Given problem:
Every entry must be duplicated precisely as written.

The records:

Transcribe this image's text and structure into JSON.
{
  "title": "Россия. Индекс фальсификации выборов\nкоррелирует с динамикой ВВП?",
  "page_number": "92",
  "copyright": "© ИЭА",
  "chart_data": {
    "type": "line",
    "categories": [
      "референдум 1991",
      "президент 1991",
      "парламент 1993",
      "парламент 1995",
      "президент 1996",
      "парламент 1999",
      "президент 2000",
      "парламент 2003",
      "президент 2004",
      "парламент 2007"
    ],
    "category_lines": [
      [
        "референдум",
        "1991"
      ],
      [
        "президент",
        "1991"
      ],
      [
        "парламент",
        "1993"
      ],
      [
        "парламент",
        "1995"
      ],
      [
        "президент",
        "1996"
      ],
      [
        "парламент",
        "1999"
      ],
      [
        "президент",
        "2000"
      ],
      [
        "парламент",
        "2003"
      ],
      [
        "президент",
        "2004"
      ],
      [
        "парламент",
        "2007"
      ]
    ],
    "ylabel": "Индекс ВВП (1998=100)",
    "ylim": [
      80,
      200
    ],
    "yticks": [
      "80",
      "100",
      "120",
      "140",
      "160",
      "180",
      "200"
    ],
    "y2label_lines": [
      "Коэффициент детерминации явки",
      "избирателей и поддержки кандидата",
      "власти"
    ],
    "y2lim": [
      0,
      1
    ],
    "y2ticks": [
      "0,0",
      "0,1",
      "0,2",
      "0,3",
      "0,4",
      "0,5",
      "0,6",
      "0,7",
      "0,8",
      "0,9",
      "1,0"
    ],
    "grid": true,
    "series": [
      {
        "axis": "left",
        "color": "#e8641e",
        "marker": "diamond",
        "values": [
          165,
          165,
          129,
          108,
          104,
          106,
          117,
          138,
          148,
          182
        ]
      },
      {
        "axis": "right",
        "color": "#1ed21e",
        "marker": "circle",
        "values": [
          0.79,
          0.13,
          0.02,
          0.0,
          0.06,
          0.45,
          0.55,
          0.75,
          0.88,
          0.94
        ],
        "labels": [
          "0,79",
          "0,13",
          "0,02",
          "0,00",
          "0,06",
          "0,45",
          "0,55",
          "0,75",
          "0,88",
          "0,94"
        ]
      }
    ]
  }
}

The reply:
Transcribe this image's text and structure into JSON.
{
  "title": "Россия. Индекс фальсификации выборов\nкоррелирует с динамикой ВВП?",
  "page_number": "92",
  "copyright": "© ИЭА",
  "chart_data": {
    "type": "line",
    "categories": [
      "референдум 1991",
      "президент 1991",
      "парламент 1993",
      "парламент 1995",
      "президент 1996",
      "парламент 1999",
      "президент 2000",
      "парламент 2003",
      "президент 2004",
      "парламент 2007"
    ],
    "category_lines": [
      [
        "референдум",
        "1991"
      ],
      [
        "президент",
        "1991"
      ],
      [
        "парламент",
        "1993"
      ],
      [
        "парламент",
        "1995"
      ],
      [
        "президент",
        "1996"
      ],
      [
        "парламент",
        "1999"
      ],
      [
        "президент",
        "2000"
      ],
      [
        "парламент",
        "2003"
      ],
      [
        "президент",
        "2004"
      ],
      [
        "парламент",
        "2007"
      ]
    ],
    "ylabel": "Индекс ВВП (1998=100)",
    "ylim": [
      80,
      200
    ],
    "yticks": [
      "80",
      "100",
      "120",
      "140",
      "160",
      "180",
      "200"
    ],
    "y2label_lines": [
      "Коэффициент детерминации явки",
      "избирателей и поддержки кандидата",
      "власти"
    ],
    "y2lim": [
      0,
      1
    ],
    "y2ticks": [
      "0,0",
      "0,1",
      "0,2",
      "0,3",
      "0,4",
      "0,5",
      "0,6",
      "0,7",
      "0,8",
      "0,9",
      "1,0"
    ],
    "grid": true,
    "series": [
      {
        "axis": "left",
        "color": "#e8641e",
        "marker": "diamond",
        "values": [
          165,
          165,
          129,
          108,
          104,
          106,
          117,
          138,
          148,
          182
        ]
      },
      {
        "axis": "right",
        "color": "#1ed21e",
        "marker": "circle",
        "values": [
          0.79,
          0.13,
          0.02,
          0.0,
          0.06,
          0.45,
          0.55,
          0.75,
          0.88,
          0.94
        ],
        "labels": [
          "0,79",
          "0,13",
          "0,02",
          "0,00",
          "0,06",
          "0,45",
          "0,55",
          "0,75",
          "0,88",
          "0,94"
        ]
      }
    ]
  }
}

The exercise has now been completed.